Instructions to follow — Across the material below, how many lines contain the word "dachu"? Give only the number.

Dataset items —

# # # #

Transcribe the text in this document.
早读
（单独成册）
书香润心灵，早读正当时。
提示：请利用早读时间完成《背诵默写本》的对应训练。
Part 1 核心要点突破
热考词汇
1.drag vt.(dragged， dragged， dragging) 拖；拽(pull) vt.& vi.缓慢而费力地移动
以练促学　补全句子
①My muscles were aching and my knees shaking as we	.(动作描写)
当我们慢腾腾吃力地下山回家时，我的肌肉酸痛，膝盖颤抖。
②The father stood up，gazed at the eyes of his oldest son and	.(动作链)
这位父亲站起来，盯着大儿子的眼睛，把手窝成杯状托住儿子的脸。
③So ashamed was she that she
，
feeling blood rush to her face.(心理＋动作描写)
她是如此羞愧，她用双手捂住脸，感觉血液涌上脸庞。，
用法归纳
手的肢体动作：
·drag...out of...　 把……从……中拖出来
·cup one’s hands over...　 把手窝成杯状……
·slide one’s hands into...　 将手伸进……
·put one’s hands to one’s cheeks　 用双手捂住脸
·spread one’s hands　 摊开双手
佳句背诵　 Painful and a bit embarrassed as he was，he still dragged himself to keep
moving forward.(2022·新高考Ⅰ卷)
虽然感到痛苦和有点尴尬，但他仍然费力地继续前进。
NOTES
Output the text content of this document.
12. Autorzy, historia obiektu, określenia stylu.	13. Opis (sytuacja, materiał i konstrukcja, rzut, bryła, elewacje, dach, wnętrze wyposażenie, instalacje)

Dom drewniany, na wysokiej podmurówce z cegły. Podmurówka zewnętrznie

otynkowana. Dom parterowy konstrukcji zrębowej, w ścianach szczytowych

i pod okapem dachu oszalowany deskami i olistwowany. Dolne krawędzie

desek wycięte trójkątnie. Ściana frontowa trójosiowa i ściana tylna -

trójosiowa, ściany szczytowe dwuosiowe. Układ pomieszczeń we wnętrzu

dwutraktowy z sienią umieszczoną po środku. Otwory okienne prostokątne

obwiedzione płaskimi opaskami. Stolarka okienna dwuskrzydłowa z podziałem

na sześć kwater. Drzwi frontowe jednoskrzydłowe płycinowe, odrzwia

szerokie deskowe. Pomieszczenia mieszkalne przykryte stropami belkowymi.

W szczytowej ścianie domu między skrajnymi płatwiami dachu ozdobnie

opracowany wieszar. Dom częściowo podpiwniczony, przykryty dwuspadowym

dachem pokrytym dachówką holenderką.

# # # #

Written answer — 2